What this task involves: Identify each line below containing the string "ยงใหม" and copy it.

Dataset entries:
┌──

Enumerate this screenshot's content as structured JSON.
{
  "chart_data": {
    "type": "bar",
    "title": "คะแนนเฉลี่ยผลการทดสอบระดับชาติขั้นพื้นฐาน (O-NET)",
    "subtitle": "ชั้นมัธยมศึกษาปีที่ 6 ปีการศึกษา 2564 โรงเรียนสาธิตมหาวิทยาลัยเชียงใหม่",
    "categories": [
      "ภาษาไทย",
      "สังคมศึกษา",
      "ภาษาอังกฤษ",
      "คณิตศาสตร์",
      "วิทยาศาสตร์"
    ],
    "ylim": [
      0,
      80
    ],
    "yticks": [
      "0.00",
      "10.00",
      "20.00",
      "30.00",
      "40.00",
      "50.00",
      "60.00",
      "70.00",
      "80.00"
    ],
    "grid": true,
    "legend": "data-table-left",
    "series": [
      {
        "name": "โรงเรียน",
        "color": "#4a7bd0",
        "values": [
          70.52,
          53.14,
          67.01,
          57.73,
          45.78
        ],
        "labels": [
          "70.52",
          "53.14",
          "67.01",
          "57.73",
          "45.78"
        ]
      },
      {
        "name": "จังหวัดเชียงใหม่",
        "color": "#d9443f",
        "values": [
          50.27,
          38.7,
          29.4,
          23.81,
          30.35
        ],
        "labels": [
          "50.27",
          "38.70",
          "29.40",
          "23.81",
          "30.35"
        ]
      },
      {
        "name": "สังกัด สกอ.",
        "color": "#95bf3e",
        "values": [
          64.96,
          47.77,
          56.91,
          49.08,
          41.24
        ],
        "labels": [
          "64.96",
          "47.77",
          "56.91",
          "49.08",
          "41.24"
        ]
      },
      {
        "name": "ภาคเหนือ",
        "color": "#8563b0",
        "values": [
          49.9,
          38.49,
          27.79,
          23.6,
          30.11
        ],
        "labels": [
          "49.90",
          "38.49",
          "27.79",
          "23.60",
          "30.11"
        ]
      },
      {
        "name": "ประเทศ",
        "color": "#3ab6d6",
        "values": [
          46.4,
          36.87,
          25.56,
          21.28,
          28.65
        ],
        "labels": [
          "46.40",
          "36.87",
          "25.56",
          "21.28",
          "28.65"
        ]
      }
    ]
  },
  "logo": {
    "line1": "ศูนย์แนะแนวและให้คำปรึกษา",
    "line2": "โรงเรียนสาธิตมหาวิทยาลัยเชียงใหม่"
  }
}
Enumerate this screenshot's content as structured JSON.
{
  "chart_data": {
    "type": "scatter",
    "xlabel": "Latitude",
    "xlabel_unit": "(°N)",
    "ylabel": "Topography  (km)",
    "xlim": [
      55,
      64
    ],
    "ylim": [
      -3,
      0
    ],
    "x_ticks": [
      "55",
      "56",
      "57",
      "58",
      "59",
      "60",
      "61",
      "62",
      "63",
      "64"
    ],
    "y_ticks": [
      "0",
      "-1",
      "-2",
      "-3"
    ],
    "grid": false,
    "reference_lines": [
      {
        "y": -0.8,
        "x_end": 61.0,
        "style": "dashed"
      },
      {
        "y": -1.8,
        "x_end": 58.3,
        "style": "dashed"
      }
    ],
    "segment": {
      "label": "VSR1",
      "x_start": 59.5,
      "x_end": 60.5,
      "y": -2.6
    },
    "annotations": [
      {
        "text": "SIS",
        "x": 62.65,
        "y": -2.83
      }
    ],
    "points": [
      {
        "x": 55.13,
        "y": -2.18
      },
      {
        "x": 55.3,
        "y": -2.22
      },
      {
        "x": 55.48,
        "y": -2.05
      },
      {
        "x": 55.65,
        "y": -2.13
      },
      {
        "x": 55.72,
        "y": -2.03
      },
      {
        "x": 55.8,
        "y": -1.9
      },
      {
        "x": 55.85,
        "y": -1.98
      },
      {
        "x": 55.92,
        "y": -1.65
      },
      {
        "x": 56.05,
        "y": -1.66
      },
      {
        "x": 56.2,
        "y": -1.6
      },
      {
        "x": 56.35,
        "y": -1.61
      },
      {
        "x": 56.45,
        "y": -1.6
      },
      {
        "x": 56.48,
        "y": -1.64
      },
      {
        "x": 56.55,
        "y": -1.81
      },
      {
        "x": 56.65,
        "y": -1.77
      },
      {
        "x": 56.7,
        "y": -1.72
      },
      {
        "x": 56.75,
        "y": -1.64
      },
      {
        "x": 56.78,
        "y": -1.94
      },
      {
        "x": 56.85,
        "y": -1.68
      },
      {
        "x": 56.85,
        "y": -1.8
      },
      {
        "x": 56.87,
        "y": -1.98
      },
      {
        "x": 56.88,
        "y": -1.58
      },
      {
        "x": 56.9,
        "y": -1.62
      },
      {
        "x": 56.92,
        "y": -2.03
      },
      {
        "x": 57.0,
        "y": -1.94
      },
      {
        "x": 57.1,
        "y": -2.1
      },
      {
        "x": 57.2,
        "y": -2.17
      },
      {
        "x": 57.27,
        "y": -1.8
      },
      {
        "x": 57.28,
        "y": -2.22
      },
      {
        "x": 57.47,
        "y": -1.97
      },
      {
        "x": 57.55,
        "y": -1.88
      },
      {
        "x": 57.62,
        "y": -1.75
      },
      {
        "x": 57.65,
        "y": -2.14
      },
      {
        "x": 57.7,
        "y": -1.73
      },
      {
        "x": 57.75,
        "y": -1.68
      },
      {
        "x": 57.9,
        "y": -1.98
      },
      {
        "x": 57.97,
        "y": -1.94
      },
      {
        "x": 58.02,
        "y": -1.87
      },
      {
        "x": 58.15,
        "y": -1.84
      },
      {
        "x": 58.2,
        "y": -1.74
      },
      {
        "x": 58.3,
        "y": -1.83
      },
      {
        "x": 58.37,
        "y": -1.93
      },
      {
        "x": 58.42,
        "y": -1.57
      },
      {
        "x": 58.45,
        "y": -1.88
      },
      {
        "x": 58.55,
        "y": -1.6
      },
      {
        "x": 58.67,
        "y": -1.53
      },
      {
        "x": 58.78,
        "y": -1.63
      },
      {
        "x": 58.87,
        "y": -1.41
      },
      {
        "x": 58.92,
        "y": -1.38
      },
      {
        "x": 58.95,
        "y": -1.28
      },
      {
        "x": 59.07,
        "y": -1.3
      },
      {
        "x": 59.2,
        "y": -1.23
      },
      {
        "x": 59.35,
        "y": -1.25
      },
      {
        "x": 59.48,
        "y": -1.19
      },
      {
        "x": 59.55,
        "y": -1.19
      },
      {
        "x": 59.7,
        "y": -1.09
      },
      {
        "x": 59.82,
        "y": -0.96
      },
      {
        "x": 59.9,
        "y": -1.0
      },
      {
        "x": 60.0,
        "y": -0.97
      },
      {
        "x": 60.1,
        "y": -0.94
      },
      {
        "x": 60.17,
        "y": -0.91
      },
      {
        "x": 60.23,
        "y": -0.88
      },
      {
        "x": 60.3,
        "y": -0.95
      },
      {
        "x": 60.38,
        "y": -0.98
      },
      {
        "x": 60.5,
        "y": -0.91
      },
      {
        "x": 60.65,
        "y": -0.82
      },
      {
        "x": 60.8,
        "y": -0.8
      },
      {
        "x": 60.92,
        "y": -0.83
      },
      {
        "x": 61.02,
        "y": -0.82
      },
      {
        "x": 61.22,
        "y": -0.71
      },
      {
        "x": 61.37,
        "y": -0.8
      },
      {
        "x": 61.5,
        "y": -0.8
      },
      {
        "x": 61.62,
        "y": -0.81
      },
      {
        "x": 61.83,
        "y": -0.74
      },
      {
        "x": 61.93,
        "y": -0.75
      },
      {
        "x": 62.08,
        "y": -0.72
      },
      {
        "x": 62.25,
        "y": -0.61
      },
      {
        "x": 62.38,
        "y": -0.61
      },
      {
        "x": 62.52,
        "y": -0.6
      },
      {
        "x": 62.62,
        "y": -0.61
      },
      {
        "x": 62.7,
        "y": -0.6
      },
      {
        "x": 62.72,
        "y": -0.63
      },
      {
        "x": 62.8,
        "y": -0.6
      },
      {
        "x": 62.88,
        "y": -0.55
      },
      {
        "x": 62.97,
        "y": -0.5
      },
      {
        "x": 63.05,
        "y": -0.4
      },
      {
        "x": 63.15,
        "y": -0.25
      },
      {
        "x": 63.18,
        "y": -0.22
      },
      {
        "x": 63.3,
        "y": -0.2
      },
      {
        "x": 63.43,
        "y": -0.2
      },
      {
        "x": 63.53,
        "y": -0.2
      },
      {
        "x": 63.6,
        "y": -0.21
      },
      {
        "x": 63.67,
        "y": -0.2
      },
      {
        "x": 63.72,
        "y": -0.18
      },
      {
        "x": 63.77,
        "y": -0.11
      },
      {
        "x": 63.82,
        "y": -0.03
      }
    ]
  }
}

└──

Response:
    "subtitle": "ชั้นมัธยมศึกษาปีที่ 6 ปีการศึกษา 2564 โรงเรียนสาธิตมหาวิทยาลัยเชียงใหม่",
        "name": "จังหวัดเชียงใหม่",
    "line2": "โรงเรียนสาธิตมหาวิทยาลัยเชียงใหม่"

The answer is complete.